* begin Record set *

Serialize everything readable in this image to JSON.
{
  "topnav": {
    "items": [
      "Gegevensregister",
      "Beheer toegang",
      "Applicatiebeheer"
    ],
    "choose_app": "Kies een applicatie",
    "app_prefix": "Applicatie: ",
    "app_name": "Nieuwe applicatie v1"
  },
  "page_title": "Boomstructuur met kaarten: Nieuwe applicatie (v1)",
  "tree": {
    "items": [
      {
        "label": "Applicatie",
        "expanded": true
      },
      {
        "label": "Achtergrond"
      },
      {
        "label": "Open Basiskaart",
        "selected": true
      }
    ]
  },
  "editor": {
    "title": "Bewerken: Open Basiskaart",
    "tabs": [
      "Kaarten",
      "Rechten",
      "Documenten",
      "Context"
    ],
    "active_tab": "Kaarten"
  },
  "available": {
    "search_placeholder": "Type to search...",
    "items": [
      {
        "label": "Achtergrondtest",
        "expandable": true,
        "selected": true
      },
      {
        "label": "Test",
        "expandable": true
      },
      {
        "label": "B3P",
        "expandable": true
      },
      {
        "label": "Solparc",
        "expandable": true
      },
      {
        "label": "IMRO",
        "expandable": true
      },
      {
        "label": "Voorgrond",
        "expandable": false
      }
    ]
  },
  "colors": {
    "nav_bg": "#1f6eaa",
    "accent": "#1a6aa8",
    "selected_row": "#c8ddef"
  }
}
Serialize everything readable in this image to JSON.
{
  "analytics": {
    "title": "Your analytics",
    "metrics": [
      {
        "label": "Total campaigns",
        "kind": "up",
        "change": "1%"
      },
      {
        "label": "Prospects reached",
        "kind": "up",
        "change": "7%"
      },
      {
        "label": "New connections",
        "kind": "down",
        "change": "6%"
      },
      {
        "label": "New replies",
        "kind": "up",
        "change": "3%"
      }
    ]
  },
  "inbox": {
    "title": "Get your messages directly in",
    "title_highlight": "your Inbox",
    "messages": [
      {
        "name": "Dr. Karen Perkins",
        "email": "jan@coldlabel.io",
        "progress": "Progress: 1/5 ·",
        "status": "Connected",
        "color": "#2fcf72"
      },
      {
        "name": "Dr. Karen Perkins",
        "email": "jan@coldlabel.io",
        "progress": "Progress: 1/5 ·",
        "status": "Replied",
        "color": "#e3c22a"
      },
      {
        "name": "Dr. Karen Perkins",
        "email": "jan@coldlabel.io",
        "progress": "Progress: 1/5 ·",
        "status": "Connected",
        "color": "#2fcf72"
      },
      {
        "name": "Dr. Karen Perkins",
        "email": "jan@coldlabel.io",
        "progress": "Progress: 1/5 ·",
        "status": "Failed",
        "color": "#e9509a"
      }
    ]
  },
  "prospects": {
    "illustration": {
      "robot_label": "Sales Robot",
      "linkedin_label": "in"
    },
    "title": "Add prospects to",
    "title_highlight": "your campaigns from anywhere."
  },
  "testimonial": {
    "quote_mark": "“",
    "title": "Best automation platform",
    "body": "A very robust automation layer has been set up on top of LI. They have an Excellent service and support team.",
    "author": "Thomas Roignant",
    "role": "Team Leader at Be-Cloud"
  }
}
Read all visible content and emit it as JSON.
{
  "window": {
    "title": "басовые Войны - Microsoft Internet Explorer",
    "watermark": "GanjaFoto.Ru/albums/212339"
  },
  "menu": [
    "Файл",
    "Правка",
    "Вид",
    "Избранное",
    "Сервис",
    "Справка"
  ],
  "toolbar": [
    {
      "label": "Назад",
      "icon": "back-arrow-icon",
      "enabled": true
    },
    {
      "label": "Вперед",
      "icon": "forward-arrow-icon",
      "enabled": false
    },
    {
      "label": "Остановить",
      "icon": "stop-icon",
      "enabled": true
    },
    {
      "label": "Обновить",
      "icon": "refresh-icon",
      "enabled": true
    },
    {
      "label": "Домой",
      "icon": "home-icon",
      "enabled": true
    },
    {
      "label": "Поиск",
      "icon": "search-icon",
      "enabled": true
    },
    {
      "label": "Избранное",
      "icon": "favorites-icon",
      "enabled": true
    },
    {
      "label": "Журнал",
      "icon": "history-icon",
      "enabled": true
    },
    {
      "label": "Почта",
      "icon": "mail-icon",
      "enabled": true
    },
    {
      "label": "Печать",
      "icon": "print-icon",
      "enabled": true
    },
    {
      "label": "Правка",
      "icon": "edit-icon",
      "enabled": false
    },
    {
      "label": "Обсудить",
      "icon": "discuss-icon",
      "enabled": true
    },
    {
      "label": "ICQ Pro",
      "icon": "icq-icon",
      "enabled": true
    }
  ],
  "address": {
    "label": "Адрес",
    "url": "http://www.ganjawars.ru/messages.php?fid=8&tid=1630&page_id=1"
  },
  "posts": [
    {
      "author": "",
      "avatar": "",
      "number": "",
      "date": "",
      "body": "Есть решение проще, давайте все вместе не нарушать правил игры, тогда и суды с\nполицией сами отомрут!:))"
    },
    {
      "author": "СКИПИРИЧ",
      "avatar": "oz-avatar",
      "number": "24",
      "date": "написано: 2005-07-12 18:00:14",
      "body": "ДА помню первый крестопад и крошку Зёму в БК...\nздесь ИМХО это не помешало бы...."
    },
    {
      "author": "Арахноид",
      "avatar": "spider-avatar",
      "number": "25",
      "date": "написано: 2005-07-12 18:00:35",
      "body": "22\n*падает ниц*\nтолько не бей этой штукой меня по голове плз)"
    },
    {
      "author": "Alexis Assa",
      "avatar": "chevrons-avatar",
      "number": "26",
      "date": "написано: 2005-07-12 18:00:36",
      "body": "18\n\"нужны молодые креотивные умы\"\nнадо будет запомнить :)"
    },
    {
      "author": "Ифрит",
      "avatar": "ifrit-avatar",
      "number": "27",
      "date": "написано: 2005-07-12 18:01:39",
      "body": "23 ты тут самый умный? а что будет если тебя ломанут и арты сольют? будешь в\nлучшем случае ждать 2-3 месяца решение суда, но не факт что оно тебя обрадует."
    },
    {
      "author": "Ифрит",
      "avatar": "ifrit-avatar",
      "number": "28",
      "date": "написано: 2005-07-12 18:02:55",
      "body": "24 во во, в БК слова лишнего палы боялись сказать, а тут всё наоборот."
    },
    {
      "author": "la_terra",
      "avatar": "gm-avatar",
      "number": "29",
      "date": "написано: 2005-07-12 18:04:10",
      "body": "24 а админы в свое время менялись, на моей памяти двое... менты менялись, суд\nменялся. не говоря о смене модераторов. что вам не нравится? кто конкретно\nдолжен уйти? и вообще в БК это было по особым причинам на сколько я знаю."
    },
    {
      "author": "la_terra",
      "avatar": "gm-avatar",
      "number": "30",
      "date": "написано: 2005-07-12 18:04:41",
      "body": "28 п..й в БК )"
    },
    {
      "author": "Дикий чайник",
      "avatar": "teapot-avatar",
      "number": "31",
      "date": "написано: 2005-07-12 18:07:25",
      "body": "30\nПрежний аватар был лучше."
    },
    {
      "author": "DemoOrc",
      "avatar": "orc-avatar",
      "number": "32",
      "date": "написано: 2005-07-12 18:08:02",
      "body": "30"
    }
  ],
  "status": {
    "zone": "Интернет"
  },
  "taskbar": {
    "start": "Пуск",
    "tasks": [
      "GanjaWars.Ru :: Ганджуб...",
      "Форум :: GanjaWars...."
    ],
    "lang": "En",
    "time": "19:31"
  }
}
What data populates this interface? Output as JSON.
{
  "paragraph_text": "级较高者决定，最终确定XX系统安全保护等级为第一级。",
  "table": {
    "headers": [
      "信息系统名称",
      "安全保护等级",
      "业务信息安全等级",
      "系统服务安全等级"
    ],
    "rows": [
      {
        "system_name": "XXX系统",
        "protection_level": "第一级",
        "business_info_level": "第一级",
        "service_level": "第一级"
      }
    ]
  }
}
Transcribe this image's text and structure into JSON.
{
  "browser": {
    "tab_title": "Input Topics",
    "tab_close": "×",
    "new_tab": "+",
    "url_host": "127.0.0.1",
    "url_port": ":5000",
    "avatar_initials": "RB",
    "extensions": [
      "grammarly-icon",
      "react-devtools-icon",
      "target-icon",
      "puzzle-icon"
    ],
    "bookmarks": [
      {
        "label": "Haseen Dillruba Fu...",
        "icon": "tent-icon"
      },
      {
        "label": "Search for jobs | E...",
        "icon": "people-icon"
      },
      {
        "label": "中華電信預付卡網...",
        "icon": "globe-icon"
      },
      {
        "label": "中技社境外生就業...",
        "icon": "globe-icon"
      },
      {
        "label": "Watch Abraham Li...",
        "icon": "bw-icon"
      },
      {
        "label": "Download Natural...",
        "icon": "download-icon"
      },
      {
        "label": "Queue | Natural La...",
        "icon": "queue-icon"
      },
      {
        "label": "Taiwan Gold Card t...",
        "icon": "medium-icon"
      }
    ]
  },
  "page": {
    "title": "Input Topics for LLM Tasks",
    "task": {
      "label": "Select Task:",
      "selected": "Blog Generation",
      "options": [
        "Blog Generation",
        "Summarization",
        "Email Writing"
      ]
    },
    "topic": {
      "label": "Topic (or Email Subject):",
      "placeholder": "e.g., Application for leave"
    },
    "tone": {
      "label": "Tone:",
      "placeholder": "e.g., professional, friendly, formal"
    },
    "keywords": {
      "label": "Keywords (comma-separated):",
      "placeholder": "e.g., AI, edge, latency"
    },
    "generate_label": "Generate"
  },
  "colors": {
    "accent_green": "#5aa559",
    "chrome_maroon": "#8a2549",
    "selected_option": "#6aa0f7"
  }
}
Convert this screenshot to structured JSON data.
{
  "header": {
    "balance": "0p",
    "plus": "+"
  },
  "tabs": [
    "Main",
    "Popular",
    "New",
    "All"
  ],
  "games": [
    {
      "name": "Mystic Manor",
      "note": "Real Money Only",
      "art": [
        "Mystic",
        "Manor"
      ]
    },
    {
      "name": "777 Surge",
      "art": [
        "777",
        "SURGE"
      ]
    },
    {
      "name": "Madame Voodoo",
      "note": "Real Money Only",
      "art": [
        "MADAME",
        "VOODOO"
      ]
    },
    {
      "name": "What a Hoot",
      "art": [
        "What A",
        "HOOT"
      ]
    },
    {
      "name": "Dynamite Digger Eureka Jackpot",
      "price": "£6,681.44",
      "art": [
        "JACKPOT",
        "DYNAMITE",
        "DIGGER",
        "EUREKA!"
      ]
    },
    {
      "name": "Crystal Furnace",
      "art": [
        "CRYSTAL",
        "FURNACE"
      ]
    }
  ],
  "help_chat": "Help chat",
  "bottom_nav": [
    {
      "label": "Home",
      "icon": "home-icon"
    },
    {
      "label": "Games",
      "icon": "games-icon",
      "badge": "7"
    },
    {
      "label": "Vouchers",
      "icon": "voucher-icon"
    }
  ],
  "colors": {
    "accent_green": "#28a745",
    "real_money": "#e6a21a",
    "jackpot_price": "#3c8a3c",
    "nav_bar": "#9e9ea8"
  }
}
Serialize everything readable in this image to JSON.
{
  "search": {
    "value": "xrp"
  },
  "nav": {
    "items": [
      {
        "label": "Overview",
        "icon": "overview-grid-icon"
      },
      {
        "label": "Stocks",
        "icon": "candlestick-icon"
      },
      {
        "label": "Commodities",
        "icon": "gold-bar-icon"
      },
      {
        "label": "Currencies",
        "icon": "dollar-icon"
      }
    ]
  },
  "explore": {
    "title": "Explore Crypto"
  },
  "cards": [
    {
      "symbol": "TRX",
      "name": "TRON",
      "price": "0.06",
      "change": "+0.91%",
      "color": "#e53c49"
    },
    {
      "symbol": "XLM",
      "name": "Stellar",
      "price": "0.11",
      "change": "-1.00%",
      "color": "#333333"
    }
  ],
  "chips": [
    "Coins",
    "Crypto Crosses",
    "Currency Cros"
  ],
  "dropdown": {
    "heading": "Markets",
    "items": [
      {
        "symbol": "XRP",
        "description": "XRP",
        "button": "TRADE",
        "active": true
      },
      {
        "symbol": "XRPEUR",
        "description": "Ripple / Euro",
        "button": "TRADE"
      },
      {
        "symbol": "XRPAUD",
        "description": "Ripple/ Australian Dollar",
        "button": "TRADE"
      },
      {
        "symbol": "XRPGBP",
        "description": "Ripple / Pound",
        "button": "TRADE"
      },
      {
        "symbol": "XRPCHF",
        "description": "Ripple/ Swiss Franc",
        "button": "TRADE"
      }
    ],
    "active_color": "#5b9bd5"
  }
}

* end Record set *

Find every line containing the word "Generation", then give the total and nothing more.

2